**OBJECTIVE**
All of the material below is to be retyped exactly.

**DATASET CONTENT**
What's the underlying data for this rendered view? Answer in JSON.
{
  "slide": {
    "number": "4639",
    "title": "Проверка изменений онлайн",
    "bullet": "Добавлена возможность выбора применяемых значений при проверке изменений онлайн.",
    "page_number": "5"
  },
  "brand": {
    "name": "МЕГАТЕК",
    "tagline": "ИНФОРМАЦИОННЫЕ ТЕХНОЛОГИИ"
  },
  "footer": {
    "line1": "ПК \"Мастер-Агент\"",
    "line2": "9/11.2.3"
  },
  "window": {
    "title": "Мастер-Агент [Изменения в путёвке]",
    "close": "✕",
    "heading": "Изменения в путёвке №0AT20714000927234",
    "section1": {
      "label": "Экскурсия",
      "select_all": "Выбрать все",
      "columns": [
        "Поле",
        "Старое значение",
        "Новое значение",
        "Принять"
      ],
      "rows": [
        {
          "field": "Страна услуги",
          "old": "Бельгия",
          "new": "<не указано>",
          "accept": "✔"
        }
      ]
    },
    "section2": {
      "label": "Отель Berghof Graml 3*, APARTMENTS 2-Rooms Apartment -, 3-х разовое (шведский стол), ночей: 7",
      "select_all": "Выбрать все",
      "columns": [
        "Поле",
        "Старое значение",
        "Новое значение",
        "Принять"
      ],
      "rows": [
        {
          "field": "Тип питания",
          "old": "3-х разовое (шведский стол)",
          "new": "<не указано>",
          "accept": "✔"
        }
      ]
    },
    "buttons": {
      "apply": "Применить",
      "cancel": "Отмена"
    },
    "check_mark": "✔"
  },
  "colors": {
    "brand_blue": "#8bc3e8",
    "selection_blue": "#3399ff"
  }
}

**ANSWER TO THIS EXERCISE**
What's the underlying data for this rendered view? Answer in JSON.
{
  "slide": {
    "number": "4639",
    "title": "Проверка изменений онлайн",
    "bullet": "Добавлена возможность выбора применяемых значений при проверке изменений онлайн.",
    "page_number": "5"
  },
  "brand": {
    "name": "МЕГАТЕК",
    "tagline": "ИНФОРМАЦИОННЫЕ ТЕХНОЛОГИИ"
  },
  "footer": {
    "line1": "ПК \"Мастер-Агент\"",
    "line2": "9/11.2.3"
  },
  "window": {
    "title": "Мастер-Агент [Изменения в путёвке]",
    "close": "✕",
    "heading": "Изменения в путёвке №0AT20714000927234",
    "section1": {
      "label": "Экскурсия",
      "select_all": "Выбрать все",
      "columns": [
        "Поле",
        "Старое значение",
        "Новое значение",
        "Принять"
      ],
      "rows": [
        {
          "field": "Страна услуги",
          "old": "Бельгия",
          "new": "<не указано>",
          "accept": "✔"
        }
      ]
    },
    "section2": {
      "label": "Отель Berghof Graml 3*, APARTMENTS 2-Rooms Apartment -, 3-х разовое (шведский стол), ночей: 7",
      "select_all": "Выбрать все",
      "columns": [
        "Поле",
        "Старое значение",
        "Новое значение",
        "Принять"
      ],
      "rows": [
        {
          "field": "Тип питания",
          "old": "3-х разовое (шведский стол)",
          "new": "<не указано>",
          "accept": "✔"
        }
      ]
    },
    "buttons": {
      "apply": "Применить",
      "cancel": "Отмена"
    },
    "check_mark": "✔"
  },
  "colors": {
    "brand_blue": "#8bc3e8",
    "selection_blue": "#3399ff"
  }
}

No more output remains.